[Supplied data start]

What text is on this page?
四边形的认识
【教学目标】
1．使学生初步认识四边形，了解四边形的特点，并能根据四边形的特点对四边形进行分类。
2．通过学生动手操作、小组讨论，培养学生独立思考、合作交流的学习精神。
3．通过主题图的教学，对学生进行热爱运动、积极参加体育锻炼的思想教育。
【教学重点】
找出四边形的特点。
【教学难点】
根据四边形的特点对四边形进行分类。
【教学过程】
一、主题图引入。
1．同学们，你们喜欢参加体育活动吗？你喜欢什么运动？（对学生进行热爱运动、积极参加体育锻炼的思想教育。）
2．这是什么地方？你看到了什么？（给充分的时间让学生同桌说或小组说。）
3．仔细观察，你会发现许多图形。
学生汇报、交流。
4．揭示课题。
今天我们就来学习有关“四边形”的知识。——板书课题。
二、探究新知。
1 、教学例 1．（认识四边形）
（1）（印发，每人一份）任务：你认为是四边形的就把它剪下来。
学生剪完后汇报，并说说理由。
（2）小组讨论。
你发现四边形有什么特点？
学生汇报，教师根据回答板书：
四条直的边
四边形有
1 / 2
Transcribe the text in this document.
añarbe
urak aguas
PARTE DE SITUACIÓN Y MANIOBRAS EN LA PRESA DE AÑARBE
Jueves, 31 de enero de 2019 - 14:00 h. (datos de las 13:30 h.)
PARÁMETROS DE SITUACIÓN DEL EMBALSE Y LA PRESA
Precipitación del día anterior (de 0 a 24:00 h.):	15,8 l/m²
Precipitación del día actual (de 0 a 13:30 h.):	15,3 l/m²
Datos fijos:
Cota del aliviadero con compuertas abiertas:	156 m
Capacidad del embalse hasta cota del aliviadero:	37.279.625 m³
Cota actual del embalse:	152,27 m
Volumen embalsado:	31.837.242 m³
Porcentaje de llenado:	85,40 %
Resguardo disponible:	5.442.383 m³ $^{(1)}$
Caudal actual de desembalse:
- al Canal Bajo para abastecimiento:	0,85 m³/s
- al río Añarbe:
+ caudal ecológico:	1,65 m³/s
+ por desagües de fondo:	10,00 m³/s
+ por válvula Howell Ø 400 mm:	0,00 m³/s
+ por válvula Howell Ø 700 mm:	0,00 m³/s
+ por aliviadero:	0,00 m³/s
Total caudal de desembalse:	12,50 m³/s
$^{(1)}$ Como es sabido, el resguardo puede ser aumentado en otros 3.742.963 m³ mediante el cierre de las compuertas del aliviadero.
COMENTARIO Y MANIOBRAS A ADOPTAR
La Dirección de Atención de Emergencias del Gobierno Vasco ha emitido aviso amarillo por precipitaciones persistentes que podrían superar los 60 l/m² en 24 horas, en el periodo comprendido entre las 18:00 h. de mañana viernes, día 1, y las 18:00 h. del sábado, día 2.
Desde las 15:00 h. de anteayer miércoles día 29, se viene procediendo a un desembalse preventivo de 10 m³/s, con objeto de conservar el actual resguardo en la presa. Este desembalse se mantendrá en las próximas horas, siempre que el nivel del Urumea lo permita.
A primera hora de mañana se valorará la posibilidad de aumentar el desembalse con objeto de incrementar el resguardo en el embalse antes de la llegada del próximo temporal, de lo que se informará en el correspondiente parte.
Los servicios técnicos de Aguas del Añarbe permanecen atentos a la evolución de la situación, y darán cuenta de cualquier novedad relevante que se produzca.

[Supplied data end]

§ **Written exercise**: Return exactly, and only, the line containing "Transcribe the text in this document." and every line after it through the end of the material.

§ **Solution**:
Transcribe the text in this document.
añarbe
urak aguas
PARTE DE SITUACIÓN Y MANIOBRAS EN LA PRESA DE AÑARBE
Jueves, 31 de enero de 2019 - 14:00 h. (datos de las 13:30 h.)
PARÁMETROS DE SITUACIÓN DEL EMBALSE Y LA PRESA
Precipitación del día anterior (de 0 a 24:00 h.):	15,8 l/m²
Precipitación del día actual (de 0 a 13:30 h.):	15,3 l/m²
Datos fijos:
Cota del aliviadero con compuertas abiertas:	156 m
Capacidad del embalse hasta cota del aliviadero:	37.279.625 m³
Cota actual del embalse:	152,27 m
Volumen embalsado:	31.837.242 m³
Porcentaje de llenado:	85,40 %
Resguardo disponible:	5.442.383 m³ $^{(1)}$
Caudal actual de desembalse:
- al Canal Bajo para abastecimiento:	0,85 m³/s
- al río Añarbe:
+ caudal ecológico:	1,65 m³/s
+ por desagües de fondo:	10,00 m³/s
+ por válvula Howell Ø 400 mm:	0,00 m³/s
+ por válvula Howell Ø 700 mm:	0,00 m³/s
+ por aliviadero:	0,00 m³/s
Total caudal de desembalse:	12,50 m³/s
$^{(1)}$ Como es sabido, el resguardo puede ser aumentado en otros 3.742.963 m³ mediante el cierre de las compuertas del aliviadero.
COMENTARIO Y MANIOBRAS A ADOPTAR
La Dirección de Atención de Emergencias del Gobierno Vasco ha emitido aviso amarillo por precipitaciones persistentes que podrían superar los 60 l/m² en 24 horas, en el periodo comprendido entre las 18:00 h. de mañana viernes, día 1, y las 18:00 h. del sábado, día 2.
Desde las 15:00 h. de anteayer miércoles día 29, se viene procediendo a un desembalse preventivo de 10 m³/s, con objeto de conservar el actual resguardo en la presa. Este desembalse se mantendrá en las próximas horas, siempre que el nivel del Urumea lo permita.
A primera hora de mañana se valorará la posibilidad de aumentar el desembalse con objeto de incrementar el resguardo en el embalse antes de la llegada del próximo temporal, de lo que se informará en el correspondiente parte.
Los servicios técnicos de Aguas del Añarbe permanecen atentos a la evolución de la situación, y darán cuenta de cualquier novedad relevante que se produzca.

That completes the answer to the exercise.